Directives>
(a) In the SimCenter article, what is the NHERI SimCenter described as?
(b) Using the SimCenter article, explain why natural hazards engineers rely heavily on software simulations.
(c) Reproduce the SimCenter article from "Published on April" to "hazards simulation tools.", swapping "storm" for "hurricane".

Extract to read>

========================

Published on April 8, 2021
"Testbeds" demonstrate and provide entry-points
for a multihazard, open-source ecosystem
To understand the behavior of structures under storm or earthquake loading, natural hazards engineers (NHE) rely heavily on software simulations that include realistic replications of the hazards and the structures they threaten. Researchers and programmers with the NHERI SimCenter, the computational simulation hub for the NSF-funded Natural Hazards Engineering Research Infrastructure, have created a novel, community-based process for building the next generation of natural hazards simulation tools.
The SimCenter Application Framework, the foundational software that allows for developing modular applications, enables the creation of scientific workflows that connect commonly used and newly created software programs to create end-to-end simulations. These workflows can, in turn, smoothly compose and execute a series of computational and data manipulation steps — allowing the outputs from one application to pass directly as inputs to the next application, to transition between simulations.

========================

Data excerpts>
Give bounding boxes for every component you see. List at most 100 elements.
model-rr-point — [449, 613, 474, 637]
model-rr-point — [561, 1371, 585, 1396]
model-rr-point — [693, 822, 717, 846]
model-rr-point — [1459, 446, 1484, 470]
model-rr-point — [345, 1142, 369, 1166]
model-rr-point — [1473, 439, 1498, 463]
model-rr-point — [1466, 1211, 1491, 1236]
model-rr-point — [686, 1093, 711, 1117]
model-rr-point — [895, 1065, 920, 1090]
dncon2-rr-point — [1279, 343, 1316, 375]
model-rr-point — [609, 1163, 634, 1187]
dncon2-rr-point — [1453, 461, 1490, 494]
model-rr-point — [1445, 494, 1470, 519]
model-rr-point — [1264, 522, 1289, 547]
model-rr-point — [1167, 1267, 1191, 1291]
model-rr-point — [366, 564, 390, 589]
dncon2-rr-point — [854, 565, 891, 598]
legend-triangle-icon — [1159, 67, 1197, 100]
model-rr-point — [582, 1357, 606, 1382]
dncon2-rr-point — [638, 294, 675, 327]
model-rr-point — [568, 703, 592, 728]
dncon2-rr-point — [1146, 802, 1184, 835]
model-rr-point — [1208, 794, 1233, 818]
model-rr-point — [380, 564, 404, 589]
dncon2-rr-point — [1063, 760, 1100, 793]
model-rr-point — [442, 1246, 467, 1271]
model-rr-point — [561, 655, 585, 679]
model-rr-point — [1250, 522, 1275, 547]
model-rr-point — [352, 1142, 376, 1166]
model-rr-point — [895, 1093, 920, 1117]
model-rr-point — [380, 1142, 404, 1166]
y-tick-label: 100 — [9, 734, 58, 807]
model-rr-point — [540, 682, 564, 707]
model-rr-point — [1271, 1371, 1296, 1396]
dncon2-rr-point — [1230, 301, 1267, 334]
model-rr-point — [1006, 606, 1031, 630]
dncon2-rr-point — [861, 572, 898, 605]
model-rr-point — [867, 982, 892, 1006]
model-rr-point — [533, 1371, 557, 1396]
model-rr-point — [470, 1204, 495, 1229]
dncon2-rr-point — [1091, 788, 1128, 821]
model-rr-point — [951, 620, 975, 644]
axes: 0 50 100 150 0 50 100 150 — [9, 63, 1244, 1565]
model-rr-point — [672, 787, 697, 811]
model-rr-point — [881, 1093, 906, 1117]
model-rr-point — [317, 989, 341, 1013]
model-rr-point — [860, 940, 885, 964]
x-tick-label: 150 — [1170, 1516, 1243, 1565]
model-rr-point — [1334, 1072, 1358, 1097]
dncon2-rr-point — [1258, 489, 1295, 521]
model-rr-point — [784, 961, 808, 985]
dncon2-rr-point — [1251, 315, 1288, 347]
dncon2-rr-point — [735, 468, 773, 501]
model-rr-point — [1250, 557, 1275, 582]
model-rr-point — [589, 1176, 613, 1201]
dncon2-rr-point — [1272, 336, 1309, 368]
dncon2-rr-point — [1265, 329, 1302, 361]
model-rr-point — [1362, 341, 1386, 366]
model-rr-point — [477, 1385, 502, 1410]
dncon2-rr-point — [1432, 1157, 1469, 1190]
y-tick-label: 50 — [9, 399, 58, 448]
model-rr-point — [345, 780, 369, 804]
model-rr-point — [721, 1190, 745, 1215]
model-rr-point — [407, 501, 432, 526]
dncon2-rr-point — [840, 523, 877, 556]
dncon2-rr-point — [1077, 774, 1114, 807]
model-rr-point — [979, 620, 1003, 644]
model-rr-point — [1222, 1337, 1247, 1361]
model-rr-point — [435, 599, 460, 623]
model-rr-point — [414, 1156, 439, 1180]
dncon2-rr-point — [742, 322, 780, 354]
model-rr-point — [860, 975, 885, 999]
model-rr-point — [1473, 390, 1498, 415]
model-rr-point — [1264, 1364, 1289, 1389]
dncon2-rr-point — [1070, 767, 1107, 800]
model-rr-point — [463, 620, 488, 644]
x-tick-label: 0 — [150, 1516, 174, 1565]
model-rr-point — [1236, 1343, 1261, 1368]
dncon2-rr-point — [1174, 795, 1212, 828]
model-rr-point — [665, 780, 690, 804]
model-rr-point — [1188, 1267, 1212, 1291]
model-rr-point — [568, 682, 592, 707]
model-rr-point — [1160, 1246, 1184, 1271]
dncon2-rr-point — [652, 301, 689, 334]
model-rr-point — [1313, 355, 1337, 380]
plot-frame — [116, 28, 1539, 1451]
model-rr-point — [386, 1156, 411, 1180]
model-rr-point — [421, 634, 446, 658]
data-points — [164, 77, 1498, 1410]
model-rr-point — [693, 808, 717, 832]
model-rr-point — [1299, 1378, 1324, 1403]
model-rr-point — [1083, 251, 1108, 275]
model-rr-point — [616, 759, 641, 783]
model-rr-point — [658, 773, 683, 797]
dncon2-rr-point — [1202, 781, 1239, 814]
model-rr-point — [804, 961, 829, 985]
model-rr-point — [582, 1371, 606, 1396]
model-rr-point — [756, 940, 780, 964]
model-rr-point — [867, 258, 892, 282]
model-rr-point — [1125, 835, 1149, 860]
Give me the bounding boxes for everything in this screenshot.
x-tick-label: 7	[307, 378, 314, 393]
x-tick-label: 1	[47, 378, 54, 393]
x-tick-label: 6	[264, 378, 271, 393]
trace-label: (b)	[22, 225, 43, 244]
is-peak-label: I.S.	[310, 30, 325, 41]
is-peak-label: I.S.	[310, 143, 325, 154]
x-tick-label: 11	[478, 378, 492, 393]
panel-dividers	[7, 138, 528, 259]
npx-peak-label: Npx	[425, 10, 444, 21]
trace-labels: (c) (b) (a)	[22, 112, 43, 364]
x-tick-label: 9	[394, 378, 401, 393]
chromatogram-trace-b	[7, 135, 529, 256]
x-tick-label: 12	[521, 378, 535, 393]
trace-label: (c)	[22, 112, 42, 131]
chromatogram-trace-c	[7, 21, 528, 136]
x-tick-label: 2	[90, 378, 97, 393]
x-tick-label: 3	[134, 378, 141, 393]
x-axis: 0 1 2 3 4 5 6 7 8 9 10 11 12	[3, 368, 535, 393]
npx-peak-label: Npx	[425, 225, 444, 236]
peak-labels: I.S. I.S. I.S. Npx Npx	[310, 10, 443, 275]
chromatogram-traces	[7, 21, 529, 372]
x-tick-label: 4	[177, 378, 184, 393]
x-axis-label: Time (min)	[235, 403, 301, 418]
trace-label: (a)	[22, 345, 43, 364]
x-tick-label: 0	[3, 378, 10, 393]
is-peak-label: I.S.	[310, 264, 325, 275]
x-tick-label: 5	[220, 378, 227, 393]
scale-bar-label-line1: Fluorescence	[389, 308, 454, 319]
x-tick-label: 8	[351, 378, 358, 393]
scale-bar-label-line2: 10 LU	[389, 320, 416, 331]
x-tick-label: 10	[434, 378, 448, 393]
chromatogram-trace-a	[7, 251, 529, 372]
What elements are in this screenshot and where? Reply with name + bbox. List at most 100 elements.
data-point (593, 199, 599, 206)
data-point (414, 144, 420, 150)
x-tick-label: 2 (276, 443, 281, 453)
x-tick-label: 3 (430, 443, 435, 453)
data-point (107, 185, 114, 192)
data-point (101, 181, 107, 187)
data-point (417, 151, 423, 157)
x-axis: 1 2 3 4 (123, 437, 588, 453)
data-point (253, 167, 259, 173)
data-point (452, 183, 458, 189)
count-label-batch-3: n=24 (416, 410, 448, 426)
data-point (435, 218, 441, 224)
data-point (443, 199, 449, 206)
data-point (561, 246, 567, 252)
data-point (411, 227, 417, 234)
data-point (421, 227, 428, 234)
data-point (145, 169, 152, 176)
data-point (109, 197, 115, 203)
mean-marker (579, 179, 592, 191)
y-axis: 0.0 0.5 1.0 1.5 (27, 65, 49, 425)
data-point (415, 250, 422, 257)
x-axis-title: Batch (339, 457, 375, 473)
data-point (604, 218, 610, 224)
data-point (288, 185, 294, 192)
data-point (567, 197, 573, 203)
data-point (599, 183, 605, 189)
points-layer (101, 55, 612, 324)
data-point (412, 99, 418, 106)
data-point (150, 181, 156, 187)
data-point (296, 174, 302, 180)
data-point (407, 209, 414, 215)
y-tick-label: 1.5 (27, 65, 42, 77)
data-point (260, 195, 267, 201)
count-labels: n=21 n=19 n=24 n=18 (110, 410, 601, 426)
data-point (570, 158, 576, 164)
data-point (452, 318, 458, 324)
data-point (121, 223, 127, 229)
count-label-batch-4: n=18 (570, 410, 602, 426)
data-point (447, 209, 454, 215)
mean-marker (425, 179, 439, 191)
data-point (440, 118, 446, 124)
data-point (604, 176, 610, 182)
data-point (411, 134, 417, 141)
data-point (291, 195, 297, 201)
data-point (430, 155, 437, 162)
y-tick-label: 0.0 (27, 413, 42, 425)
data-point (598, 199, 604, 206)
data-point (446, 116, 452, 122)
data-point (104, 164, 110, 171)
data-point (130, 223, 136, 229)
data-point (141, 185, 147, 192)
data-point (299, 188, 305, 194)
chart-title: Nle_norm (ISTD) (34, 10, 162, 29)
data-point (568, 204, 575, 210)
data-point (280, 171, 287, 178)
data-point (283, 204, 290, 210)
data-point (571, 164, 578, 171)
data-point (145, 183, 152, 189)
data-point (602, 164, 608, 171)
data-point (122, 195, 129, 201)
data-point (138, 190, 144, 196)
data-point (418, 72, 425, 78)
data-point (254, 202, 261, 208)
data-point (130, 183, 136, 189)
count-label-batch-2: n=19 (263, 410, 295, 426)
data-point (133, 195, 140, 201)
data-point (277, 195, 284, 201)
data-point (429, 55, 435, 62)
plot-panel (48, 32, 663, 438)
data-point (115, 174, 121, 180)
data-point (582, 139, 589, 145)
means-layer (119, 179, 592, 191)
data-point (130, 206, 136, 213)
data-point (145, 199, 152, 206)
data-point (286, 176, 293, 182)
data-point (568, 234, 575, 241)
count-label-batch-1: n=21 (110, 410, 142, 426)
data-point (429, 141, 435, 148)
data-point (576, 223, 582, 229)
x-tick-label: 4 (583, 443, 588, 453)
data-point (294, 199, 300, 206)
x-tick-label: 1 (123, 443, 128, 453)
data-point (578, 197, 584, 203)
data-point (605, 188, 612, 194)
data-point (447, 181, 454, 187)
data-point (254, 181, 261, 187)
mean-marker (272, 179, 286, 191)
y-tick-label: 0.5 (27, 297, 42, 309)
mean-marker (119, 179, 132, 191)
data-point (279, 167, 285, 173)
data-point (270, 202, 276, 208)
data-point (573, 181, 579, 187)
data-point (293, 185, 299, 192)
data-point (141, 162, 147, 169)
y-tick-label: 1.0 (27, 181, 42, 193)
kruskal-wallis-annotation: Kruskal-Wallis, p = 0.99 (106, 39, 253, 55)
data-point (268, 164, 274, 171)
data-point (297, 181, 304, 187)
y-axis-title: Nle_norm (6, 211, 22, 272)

========================

Solutions for each task>
(a) It is the computational simulation hub for the NSF-funded Natural Hazards Engineering Research Infrastructure.

(b) They rely on them to understand how structures behave under storm or earthquake loading. The simulations include realistic replications of the hazards and of the structures those hazards threaten.

(c)
Published on April 8, 2021
"Testbeds" demonstrate and provide entry-points
for a multihazard, open-source ecosystem
To understand the behavior of structures under hurricane or earthquake loading, natural hazards engineers (NHE) rely heavily on software simulations that include realistic replications of the hazards and the structures they threaten. Researchers and programmers with the NHERI SimCenter, the computational simulation hub for the NSF-funded Natural Hazards Engineering Research Infrastructure, have created a novel, community-based process for building the next generation of natural hazards simulation tools.